> **Required task**: Restate the full set of records exactly, without adding or dropping a word.

──────────────────────────────

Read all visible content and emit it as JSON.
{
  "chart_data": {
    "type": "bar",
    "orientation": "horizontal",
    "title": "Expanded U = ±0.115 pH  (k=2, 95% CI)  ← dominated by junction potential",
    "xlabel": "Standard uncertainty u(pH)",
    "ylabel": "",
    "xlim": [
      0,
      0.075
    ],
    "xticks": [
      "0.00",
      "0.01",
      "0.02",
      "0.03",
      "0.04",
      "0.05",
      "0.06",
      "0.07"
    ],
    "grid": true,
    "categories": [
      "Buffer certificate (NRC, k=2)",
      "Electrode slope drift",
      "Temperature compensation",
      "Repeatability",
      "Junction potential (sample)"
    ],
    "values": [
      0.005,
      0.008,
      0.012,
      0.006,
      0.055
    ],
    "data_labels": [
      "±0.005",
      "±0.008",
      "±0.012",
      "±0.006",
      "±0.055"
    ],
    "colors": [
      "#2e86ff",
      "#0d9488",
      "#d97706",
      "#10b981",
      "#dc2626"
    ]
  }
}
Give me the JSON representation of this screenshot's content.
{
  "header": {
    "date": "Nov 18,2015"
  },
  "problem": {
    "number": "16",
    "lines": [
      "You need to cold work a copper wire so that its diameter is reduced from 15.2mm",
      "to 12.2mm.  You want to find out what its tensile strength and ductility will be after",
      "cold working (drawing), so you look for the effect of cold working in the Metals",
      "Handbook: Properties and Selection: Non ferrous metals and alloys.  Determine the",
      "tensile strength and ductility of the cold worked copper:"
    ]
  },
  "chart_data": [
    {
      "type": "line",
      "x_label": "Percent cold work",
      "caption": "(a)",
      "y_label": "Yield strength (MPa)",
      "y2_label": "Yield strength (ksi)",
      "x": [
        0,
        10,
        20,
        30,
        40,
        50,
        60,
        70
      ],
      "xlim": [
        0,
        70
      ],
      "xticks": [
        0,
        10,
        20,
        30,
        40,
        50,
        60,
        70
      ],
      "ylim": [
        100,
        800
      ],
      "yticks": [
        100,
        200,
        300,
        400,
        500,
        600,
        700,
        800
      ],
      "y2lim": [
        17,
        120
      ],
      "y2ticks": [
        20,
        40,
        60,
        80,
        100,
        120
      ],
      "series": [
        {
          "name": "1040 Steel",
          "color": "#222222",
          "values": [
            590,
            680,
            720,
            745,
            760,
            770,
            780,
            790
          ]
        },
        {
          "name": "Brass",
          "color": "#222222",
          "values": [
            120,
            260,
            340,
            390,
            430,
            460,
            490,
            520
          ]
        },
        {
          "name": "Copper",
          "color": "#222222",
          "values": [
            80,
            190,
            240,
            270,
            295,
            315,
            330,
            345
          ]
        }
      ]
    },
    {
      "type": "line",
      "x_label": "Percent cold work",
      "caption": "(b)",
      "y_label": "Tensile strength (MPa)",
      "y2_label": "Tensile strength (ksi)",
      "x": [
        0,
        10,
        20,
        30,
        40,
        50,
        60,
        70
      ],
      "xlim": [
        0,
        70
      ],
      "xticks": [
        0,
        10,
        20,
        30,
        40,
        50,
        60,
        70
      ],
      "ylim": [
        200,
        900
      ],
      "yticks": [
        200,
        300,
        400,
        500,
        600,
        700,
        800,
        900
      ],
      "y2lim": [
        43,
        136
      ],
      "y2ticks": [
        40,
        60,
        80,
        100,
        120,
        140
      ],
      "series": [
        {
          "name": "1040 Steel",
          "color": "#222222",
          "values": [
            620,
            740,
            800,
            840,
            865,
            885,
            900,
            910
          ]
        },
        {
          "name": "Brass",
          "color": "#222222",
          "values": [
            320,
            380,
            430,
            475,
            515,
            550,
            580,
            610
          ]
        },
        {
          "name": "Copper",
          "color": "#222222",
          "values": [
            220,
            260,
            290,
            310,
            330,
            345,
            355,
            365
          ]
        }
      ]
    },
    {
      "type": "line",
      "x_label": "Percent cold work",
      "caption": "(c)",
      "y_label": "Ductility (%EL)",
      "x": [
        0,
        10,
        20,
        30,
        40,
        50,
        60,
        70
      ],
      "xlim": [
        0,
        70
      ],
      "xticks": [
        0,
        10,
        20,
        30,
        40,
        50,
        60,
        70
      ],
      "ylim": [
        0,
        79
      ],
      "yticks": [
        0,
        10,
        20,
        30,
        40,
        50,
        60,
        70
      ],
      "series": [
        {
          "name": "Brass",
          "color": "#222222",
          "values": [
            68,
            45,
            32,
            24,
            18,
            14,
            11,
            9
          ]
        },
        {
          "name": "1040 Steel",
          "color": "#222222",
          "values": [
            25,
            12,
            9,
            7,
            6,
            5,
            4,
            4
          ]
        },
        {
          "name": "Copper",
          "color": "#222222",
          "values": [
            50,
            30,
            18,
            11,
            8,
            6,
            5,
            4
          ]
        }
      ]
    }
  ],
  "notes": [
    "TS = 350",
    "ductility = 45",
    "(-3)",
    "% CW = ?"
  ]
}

──────────────────────────────

> **Task response**:
Read all visible content and emit it as JSON.
{
  "chart_data": {
    "type": "bar",
    "orientation": "horizontal",
    "title": "Expanded U = ±0.115 pH  (k=2, 95% CI)  ← dominated by junction potential",
    "xlabel": "Standard uncertainty u(pH)",
    "ylabel": "",
    "xlim": [
      0,
      0.075
    ],
    "xticks": [
      "0.00",
      "0.01",
      "0.02",
      "0.03",
      "0.04",
      "0.05",
      "0.06",
      "0.07"
    ],
    "grid": true,
    "categories": [
      "Buffer certificate (NRC, k=2)",
      "Electrode slope drift",
      "Temperature compensation",
      "Repeatability",
      "Junction potential (sample)"
    ],
    "values": [
      0.005,
      0.008,
      0.012,
      0.006,
      0.055
    ],
    "data_labels": [
      "±0.005",
      "±0.008",
      "±0.012",
      "±0.006",
      "±0.055"
    ],
    "colors": [
      "#2e86ff",
      "#0d9488",
      "#d97706",
      "#10b981",
      "#dc2626"
    ]
  }
}
Give me the JSON representation of this screenshot's content.
{
  "header": {
    "date": "Nov 18,2015"
  },
  "problem": {
    "number": "16",
    "lines": [
      "You need to cold work a copper wire so that its diameter is reduced from 15.2mm",
      "to 12.2mm.  You want to find out what its tensile strength and ductility will be after",
      "cold working (drawing), so you look for the effect of cold working in the Metals",
      "Handbook: Properties and Selection: Non ferrous metals and alloys.  Determine the",
      "tensile strength and ductility of the cold worked copper:"
    ]
  },
  "chart_data": [
    {
      "type": "line",
      "x_label": "Percent cold work",
      "caption": "(a)",
      "y_label": "Yield strength (MPa)",
      "y2_label": "Yield strength (ksi)",
      "x": [
        0,
        10,
        20,
        30,
        40,
        50,
        60,
        70
      ],
      "xlim": [
        0,
        70
      ],
      "xticks": [
        0,
        10,
        20,
        30,
        40,
        50,
        60,
        70
      ],
      "ylim": [
        100,
        800
      ],
      "yticks": [
        100,
        200,
        300,
        400,
        500,
        600,
        700,
        800
      ],
      "y2lim": [
        17,
        120
      ],
      "y2ticks": [
        20,
        40,
        60,
        80,
        100,
        120
      ],
      "series": [
        {
          "name": "1040 Steel",
          "color": "#222222",
          "values": [
            590,
            680,
            720,
            745,
            760,
            770,
            780,
            790
          ]
        },
        {
          "name": "Brass",
          "color": "#222222",
          "values": [
            120,
            260,
            340,
            390,
            430,
            460,
            490,
            520
          ]
        },
        {
          "name": "Copper",
          "color": "#222222",
          "values": [
            80,
            190,
            240,
            270,
            295,
            315,
            330,
            345
          ]
        }
      ]
    },
    {
      "type": "line",
      "x_label": "Percent cold work",
      "caption": "(b)",
      "y_label": "Tensile strength (MPa)",
      "y2_label": "Tensile strength (ksi)",
      "x": [
        0,
        10,
        20,
        30,
        40,
        50,
        60,
        70
      ],
      "xlim": [
        0,
        70
      ],
      "xticks": [
        0,
        10,
        20,
        30,
        40,
        50,
        60,
        70
      ],
      "ylim": [
        200,
        900
      ],
      "yticks": [
        200,
        300,
        400,
        500,
        600,
        700,
        800,
        900
      ],
      "y2lim": [
        43,
        136
      ],
      "y2ticks": [
        40,
        60,
        80,
        100,
        120,
        140
      ],
      "series": [
        {
          "name": "1040 Steel",
          "color": "#222222",
          "values": [
            620,
            740,
            800,
            840,
            865,
            885,
            900,
            910
          ]
        },
        {
          "name": "Brass",
          "color": "#222222",
          "values": [
            320,
            380,
            430,
            475,
            515,
            550,
            580,
            610
          ]
        },
        {
          "name": "Copper",
          "color": "#222222",
          "values": [
            220,
            260,
            290,
            310,
            330,
            345,
            355,
            365
          ]
        }
      ]
    },
    {
      "type": "line",
      "x_label": "Percent cold work",
      "caption": "(c)",
      "y_label": "Ductility (%EL)",
      "x": [
        0,
        10,
        20,
        30,
        40,
        50,
        60,
        70
      ],
      "xlim": [
        0,
        70
      ],
      "xticks": [
        0,
        10,
        20,
        30,
        40,
        50,
        60,
        70
      ],
      "ylim": [
        0,
        79
      ],
      "yticks": [
        0,
        10,
        20,
        30,
        40,
        50,
        60,
        70
      ],
      "series": [
        {
          "name": "Brass",
          "color": "#222222",
          "values": [
            68,
            45,
            32,
            24,
            18,
            14,
            11,
            9
          ]
        },
        {
          "name": "1040 Steel",
          "color": "#222222",
          "values": [
            25,
            12,
            9,
            7,
            6,
            5,
            4,
            4
          ]
        },
        {
          "name": "Copper",
          "color": "#222222",
          "values": [
            50,
            30,
            18,
            11,
            8,
            6,
            5,
            4
          ]
        }
      ]
    }
  ],
  "notes": [
    "TS = 350",
    "ductility = 45",
    "(-3)",
    "% CW = ?"
  ]
}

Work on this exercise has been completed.